SUPPLIED RECORDS>
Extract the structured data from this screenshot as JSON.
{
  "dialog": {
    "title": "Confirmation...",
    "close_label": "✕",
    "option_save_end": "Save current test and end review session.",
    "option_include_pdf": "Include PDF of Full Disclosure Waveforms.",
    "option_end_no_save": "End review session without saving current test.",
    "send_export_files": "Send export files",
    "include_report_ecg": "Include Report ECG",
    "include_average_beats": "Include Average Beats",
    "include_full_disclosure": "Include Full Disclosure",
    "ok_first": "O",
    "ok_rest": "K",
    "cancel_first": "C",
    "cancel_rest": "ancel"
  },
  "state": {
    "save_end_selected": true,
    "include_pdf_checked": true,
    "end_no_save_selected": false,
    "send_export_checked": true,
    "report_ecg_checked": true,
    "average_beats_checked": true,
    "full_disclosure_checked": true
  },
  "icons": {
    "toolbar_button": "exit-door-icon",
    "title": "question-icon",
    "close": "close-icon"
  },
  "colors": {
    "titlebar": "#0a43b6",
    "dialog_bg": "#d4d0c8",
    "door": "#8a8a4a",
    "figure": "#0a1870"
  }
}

WHAT TO WORK ON> Repeat the listing above without any change.

FULL ANSWER>
Extract the structured data from this screenshot as JSON.
{
  "dialog": {
    "title": "Confirmation...",
    "close_label": "✕",
    "option_save_end": "Save current test and end review session.",
    "option_include_pdf": "Include PDF of Full Disclosure Waveforms.",
    "option_end_no_save": "End review session without saving current test.",
    "send_export_files": "Send export files",
    "include_report_ecg": "Include Report ECG",
    "include_average_beats": "Include Average Beats",
    "include_full_disclosure": "Include Full Disclosure",
    "ok_first": "O",
    "ok_rest": "K",
    "cancel_first": "C",
    "cancel_rest": "ancel"
  },
  "state": {
    "save_end_selected": true,
    "include_pdf_checked": true,
    "end_no_save_selected": false,
    "send_export_checked": true,
    "report_ecg_checked": true,
    "average_beats_checked": true,
    "full_disclosure_checked": true
  },
  "icons": {
    "toolbar_button": "exit-door-icon",
    "title": "question-icon",
    "close": "close-icon"
  },
  "colors": {
    "titlebar": "#0a43b6",
    "dialog_bg": "#d4d0c8",
    "door": "#8a8a4a",
    "figure": "#0a1870"
  }
}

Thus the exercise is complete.